### Written problem
Word for word, set down the records and skip each picture.

(Extracted records)
=-=-=
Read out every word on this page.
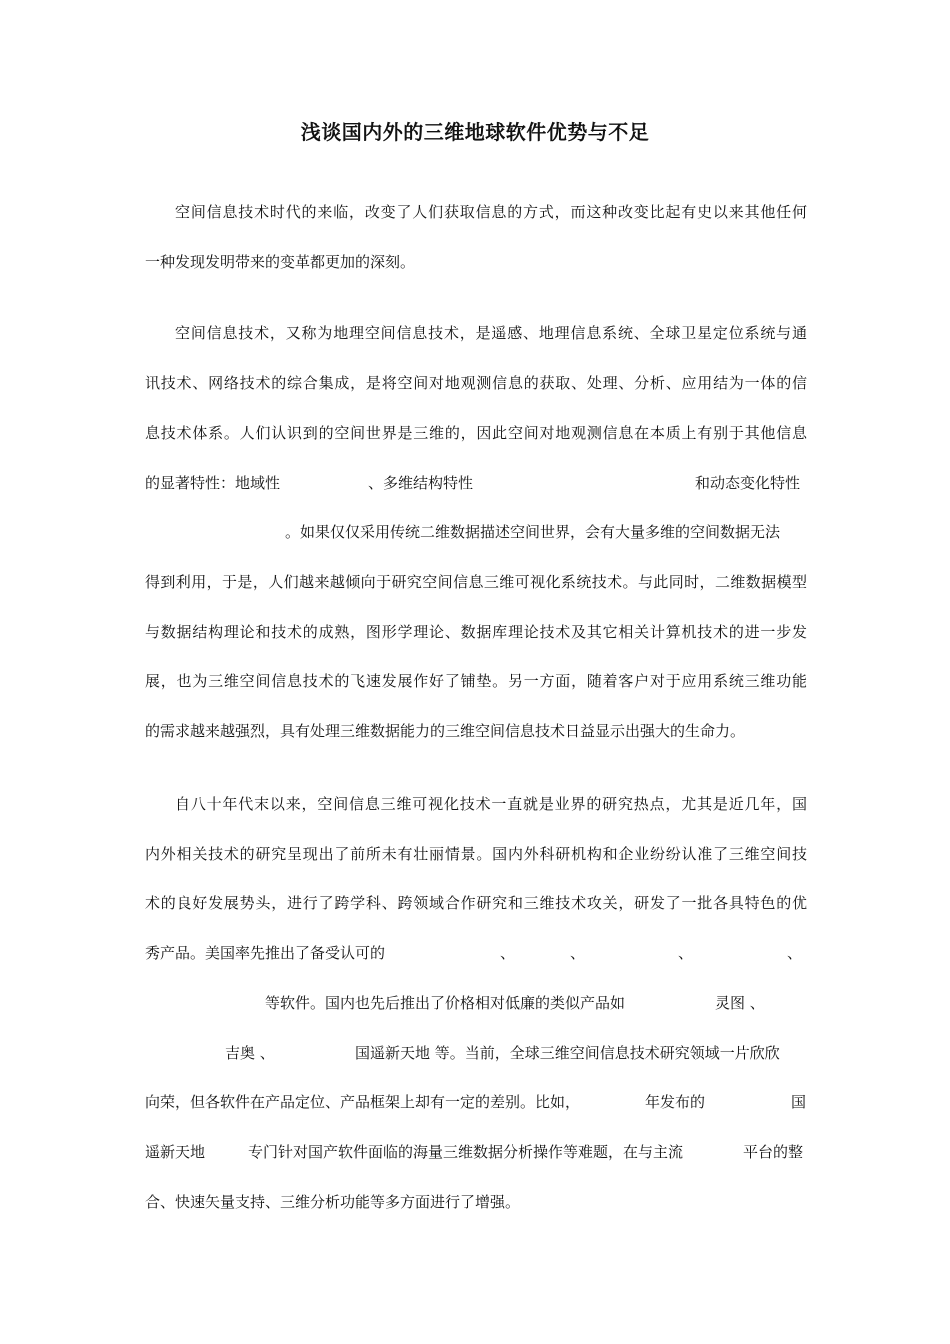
浅谈国内外的三维地球软件优势与不足
空间信息技术时代的来临，改变了人们获取信息的方式，而这种改变比起有史以来其他任何
一种发现发明带来的变革都更加的深刻。
空间信息技术，又称为地理空间信息技术，是遥感、地理信息系统、全球卫星定位系统与通
讯技术、网络技术的综合集成，是将空间对地观测信息的获取、处理、分析、应用结为一体的信
息技术体系。人们认识到的空间世界是三维的，因此空间对地观测信息在本质上有别于其他信息
的显著特性：地域性	、多维结构特性	和动态变化特性
。如果仅仅采用传统二维数据描述空间世界，会有大量多维的空间数据无法
得到利用，于是，人们越来越倾向于研究空间信息三维可视化系统技术。与此同时，二维数据模型
与数据结构理论和技术的成熟，图形学理论、数据库理论技术及其它相关计算机技术的进一步发
展，也为三维空间信息技术的飞速发展作好了铺垫。另一方面，随着客户对于应用系统三维功能
的需求越来越强烈，具有处理三维数据能力的三维空间信息技术日益显示出强大的生命力。
自八十年代末以来，空间信息三维可视化技术一直就是业界的研究热点，尤其是近几年，国
内外相关技术的研究呈现出了前所未有壮丽情景。国内外科研机构和企业纷纷认准了三维空间技
术的良好发展势头，进行了跨学科、跨领域合作研究和三维技术攻关，研发了一批各具特色的优
秀产品。美国率先推出了备受认可的	、	、	、	、
等软件。国内也先后推出了价格相对低廉的类似产品如	灵图 、
吉奥 、	国遥新天地 等。当前，全球三维空间信息技术研究领域一片欣欣
向荣，但各软件在产品定位、产品框架上却有一定的差别。比如，	年发布的	国
遥新天地	专门针对国产软件面临的海量三维数据分析操作等难题，在与主流	平台的整
合、快速矢量支持、三维分析功能等多方面进行了增强。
=-=-=
### The solution
Read out every word on this page.
浅谈国内外的三维地球软件优势与不足
空间信息技术时代的来临，改变了人们获取信息的方式，而这种改变比起有史以来其他任何
一种发现发明带来的变革都更加的深刻。
空间信息技术，又称为地理空间信息技术，是遥感、地理信息系统、全球卫星定位系统与通
讯技术、网络技术的综合集成，是将空间对地观测信息的获取、处理、分析、应用结为一体的信
息技术体系。人们认识到的空间世界是三维的，因此空间对地观测信息在本质上有别于其他信息
的显著特性：地域性	、多维结构特性	和动态变化特性
。如果仅仅采用传统二维数据描述空间世界，会有大量多维的空间数据无法
得到利用，于是，人们越来越倾向于研究空间信息三维可视化系统技术。与此同时，二维数据模型
与数据结构理论和技术的成熟，图形学理论、数据库理论技术及其它相关计算机技术的进一步发
展，也为三维空间信息技术的飞速发展作好了铺垫。另一方面，随着客户对于应用系统三维功能
的需求越来越强烈，具有处理三维数据能力的三维空间信息技术日益显示出强大的生命力。
自八十年代末以来，空间信息三维可视化技术一直就是业界的研究热点，尤其是近几年，国
内外相关技术的研究呈现出了前所未有壮丽情景。国内外科研机构和企业纷纷认准了三维空间技
术的良好发展势头，进行了跨学科、跨领域合作研究和三维技术攻关，研发了一批各具特色的优
秀产品。美国率先推出了备受认可的	、	、	、	、
等软件。国内也先后推出了价格相对低廉的类似产品如	灵图 、
吉奥 、	国遥新天地 等。当前，全球三维空间信息技术研究领域一片欣欣
向荣，但各软件在产品定位、产品框架上却有一定的差别。比如，	年发布的	国
遥新天地	专门针对国产软件面临的海量三维数据分析操作等难题，在与主流	平台的整
合、快速矢量支持、三维分析功能等多方面进行了增强。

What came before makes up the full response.